TASK PROMPT: Reproduce the listing below character for character; drop every image.

════════

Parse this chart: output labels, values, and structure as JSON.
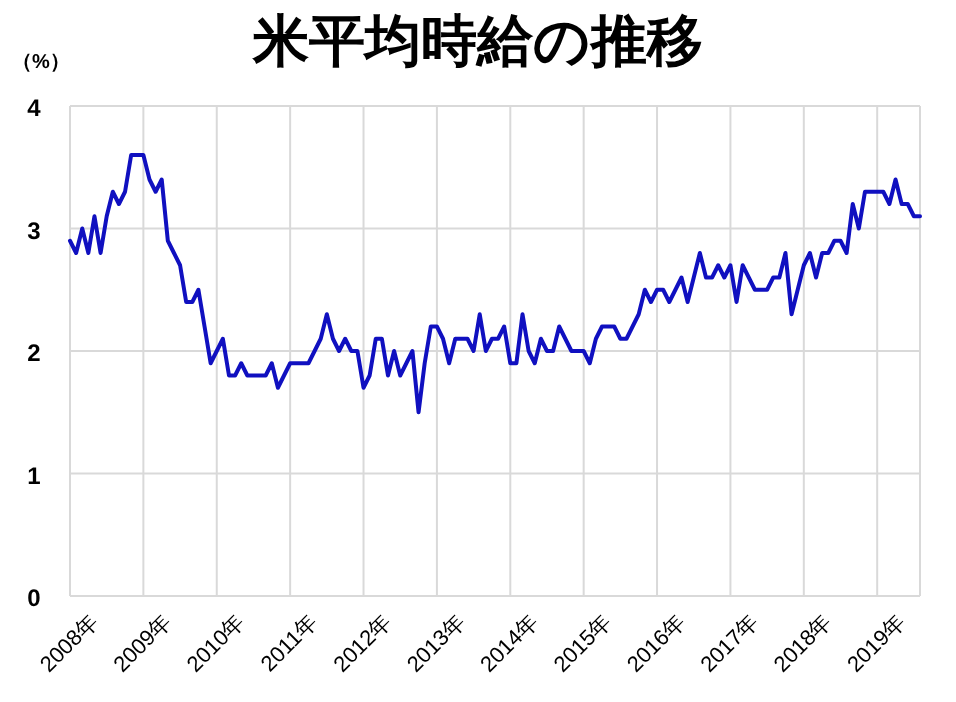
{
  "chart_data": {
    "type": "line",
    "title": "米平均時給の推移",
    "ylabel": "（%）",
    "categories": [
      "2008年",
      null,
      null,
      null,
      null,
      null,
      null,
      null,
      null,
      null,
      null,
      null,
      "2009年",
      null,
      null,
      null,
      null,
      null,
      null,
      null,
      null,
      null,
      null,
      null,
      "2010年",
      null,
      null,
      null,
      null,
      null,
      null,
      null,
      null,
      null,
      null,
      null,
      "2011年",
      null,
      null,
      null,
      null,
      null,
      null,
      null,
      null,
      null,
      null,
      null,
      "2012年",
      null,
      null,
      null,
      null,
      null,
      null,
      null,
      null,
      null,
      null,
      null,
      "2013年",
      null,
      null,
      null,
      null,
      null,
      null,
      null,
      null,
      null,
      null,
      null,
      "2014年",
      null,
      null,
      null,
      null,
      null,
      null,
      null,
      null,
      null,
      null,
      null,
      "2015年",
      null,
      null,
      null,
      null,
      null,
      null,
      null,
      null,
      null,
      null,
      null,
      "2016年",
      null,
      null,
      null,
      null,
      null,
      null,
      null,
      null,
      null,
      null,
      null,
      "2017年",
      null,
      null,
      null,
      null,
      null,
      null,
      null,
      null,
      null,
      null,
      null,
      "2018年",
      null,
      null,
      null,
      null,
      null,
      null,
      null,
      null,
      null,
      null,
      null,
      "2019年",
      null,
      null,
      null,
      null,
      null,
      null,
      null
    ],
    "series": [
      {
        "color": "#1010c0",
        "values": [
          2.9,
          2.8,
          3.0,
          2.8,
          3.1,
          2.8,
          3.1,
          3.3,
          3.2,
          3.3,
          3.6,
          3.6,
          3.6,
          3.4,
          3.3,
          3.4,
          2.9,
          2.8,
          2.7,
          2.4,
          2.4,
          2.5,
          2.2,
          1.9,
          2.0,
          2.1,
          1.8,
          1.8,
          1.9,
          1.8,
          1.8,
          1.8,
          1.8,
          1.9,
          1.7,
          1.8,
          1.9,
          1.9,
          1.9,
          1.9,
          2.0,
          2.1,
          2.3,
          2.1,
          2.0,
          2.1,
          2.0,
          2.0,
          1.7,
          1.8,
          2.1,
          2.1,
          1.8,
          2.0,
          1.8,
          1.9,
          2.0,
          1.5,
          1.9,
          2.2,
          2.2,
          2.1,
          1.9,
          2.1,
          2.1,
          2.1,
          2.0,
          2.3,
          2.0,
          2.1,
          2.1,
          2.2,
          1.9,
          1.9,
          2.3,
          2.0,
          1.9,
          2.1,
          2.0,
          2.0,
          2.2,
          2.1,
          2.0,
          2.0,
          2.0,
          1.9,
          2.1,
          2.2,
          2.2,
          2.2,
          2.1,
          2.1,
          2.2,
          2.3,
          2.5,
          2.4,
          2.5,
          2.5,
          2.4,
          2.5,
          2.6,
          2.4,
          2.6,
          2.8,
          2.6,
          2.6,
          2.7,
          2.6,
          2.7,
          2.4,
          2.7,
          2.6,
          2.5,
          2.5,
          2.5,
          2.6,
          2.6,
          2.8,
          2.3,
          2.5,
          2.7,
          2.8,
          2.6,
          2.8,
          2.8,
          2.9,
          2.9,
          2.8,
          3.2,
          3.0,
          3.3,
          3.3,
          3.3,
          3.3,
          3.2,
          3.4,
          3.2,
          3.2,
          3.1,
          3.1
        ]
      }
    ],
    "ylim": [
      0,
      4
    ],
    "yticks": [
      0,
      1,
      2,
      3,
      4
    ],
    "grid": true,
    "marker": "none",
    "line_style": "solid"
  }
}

════════

ANSWER TO THE PROBLEM:
Parse this chart: output labels, values, and structure as JSON.
{
  "chart_data": {
    "type": "line",
    "title": "米平均時給の推移",
    "ylabel": "（%）",
    "categories": [
      "2008年",
      null,
      null,
      null,
      null,
      null,
      null,
      null,
      null,
      null,
      null,
      null,
      "2009年",
      null,
      null,
      null,
      null,
      null,
      null,
      null,
      null,
      null,
      null,
      null,
      "2010年",
      null,
      null,
      null,
      null,
      null,
      null,
      null,
      null,
      null,
      null,
      null,
      "2011年",
      null,
      null,
      null,
      null,
      null,
      null,
      null,
      null,
      null,
      null,
      null,
      "2012年",
      null,
      null,
      null,
      null,
      null,
      null,
      null,
      null,
      null,
      null,
      null,
      "2013年",
      null,
      null,
      null,
      null,
      null,
      null,
      null,
      null,
      null,
      null,
      null,
      "2014年",
      null,
      null,
      null,
      null,
      null,
      null,
      null,
      null,
      null,
      null,
      null,
      "2015年",
      null,
      null,
      null,
      null,
      null,
      null,
      null,
      null,
      null,
      null,
      null,
      "2016年",
      null,
      null,
      null,
      null,
      null,
      null,
      null,
      null,
      null,
      null,
      null,
      "2017年",
      null,
      null,
      null,
      null,
      null,
      null,
      null,
      null,
      null,
      null,
      null,
      "2018年",
      null,
      null,
      null,
      null,
      null,
      null,
      null,
      null,
      null,
      null,
      null,
      "2019年",
      null,
      null,
      null,
      null,
      null,
      null,
      null
    ],
    "series": [
      {
        "color": "#1010c0",
        "values": [
          2.9,
          2.8,
          3.0,
          2.8,
          3.1,
          2.8,
          3.1,
          3.3,
          3.2,
          3.3,
          3.6,
          3.6,
          3.6,
          3.4,
          3.3,
          3.4,
          2.9,
          2.8,
          2.7,
          2.4,
          2.4,
          2.5,
          2.2,
          1.9,
          2.0,
          2.1,
          1.8,
          1.8,
          1.9,
          1.8,
          1.8,
          1.8,
          1.8,
          1.9,
          1.7,
          1.8,
          1.9,
          1.9,
          1.9,
          1.9,
          2.0,
          2.1,
          2.3,
          2.1,
          2.0,
          2.1,
          2.0,
          2.0,
          1.7,
          1.8,
          2.1,
          2.1,
          1.8,
          2.0,
          1.8,
          1.9,
          2.0,
          1.5,
          1.9,
          2.2,
          2.2,
          2.1,
          1.9,
          2.1,
          2.1,
          2.1,
          2.0,
          2.3,
          2.0,
          2.1,
          2.1,
          2.2,
          1.9,
          1.9,
          2.3,
          2.0,
          1.9,
          2.1,
          2.0,
          2.0,
          2.2,
          2.1,
          2.0,
          2.0,
          2.0,
          1.9,
          2.1,
          2.2,
          2.2,
          2.2,
          2.1,
          2.1,
          2.2,
          2.3,
          2.5,
          2.4,
          2.5,
          2.5,
          2.4,
          2.5,
          2.6,
          2.4,
          2.6,
          2.8,
          2.6,
          2.6,
          2.7,
          2.6,
          2.7,
          2.4,
          2.7,
          2.6,
          2.5,
          2.5,
          2.5,
          2.6,
          2.6,
          2.8,
          2.3,
          2.5,
          2.7,
          2.8,
          2.6,
          2.8,
          2.8,
          2.9,
          2.9,
          2.8,
          3.2,
          3.0,
          3.3,
          3.3,
          3.3,
          3.3,
          3.2,
          3.4,
          3.2,
          3.2,
          3.1,
          3.1
        ]
      }
    ],
    "ylim": [
      0,
      4
    ],
    "yticks": [
      0,
      1,
      2,
      3,
      4
    ],
    "grid": true,
    "marker": "none",
    "line_style": "solid"
  }
}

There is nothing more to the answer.